— START OF Source material —

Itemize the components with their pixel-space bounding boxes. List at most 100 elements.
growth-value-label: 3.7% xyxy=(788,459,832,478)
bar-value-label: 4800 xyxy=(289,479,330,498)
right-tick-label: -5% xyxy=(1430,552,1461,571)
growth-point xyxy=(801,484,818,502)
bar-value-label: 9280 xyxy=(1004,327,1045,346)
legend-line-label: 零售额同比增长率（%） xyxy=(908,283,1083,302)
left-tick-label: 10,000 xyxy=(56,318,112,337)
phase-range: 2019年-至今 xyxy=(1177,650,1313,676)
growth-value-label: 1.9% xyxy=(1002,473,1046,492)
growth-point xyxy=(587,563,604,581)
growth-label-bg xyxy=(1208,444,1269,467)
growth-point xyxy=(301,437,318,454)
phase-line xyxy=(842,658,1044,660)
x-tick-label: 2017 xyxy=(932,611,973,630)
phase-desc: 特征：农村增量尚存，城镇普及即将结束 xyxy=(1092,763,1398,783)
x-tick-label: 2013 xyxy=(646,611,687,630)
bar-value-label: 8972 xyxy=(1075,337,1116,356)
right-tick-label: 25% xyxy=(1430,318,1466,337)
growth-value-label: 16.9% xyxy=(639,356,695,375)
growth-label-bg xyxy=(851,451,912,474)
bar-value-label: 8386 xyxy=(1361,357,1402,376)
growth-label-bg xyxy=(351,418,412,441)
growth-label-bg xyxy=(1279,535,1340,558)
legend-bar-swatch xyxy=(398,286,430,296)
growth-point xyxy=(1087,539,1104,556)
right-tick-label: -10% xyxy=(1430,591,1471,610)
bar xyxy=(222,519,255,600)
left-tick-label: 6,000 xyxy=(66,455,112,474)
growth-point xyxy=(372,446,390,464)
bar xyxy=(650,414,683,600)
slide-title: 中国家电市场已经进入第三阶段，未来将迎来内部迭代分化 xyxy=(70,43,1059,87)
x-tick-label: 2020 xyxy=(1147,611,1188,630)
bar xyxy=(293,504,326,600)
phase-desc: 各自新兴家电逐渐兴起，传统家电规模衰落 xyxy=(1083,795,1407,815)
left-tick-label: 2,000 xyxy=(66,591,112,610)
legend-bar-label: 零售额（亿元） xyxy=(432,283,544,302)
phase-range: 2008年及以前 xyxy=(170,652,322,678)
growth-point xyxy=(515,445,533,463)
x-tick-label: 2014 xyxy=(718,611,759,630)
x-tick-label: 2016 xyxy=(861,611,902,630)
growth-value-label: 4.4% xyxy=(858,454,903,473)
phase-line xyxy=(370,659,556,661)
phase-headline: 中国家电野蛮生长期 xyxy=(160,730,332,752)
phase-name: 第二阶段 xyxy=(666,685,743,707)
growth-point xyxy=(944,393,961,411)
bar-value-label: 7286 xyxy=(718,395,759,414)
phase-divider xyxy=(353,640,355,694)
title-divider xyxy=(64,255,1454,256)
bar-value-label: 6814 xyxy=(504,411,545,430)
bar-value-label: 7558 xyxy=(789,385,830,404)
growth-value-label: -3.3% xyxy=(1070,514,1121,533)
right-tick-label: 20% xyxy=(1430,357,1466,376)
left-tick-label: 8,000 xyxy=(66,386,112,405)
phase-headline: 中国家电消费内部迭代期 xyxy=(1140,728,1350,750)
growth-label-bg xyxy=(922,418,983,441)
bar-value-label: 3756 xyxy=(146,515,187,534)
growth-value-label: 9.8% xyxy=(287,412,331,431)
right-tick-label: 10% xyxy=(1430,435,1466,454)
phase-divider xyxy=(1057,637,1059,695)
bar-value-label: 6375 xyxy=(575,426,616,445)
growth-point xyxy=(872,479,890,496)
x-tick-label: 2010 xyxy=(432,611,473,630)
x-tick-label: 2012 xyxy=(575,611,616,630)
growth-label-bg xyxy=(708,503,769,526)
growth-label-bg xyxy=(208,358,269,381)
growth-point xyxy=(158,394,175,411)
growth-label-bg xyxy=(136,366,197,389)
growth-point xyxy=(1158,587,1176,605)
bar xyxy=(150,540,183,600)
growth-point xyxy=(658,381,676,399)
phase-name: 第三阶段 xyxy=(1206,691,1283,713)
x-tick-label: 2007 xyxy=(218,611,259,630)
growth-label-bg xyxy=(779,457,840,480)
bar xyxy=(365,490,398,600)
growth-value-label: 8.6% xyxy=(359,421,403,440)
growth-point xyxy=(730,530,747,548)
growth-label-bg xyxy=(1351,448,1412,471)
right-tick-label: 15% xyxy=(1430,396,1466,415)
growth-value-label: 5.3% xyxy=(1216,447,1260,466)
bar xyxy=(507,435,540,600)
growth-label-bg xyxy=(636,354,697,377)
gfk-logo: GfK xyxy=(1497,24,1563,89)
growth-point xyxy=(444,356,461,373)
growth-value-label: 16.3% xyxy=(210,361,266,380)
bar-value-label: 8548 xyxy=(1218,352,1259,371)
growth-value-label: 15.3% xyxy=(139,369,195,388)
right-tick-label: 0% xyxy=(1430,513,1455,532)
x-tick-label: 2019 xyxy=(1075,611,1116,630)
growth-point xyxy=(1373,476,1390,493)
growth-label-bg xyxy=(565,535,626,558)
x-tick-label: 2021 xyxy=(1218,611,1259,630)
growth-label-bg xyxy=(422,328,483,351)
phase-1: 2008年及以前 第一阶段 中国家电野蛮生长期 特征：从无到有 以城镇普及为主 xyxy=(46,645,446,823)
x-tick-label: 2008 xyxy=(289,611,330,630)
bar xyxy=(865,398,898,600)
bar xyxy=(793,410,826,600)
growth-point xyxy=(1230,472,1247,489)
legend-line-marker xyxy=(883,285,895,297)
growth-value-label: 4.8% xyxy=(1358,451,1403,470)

— END OF Source material —

__What is needed__. Show each line of the listing above that contains the string "right". Treat case as significant.

__Answer below__.
right-tick-label: -5% xyxy=(1430,552,1461,571)
right-tick-label: 25% xyxy=(1430,318,1466,337)
right-tick-label: -10% xyxy=(1430,591,1471,610)
right-tick-label: 20% xyxy=(1430,357,1466,376)
right-tick-label: 10% xyxy=(1430,435,1466,454)
right-tick-label: 15% xyxy=(1430,396,1466,415)
right-tick-label: 0% xyxy=(1430,513,1455,532)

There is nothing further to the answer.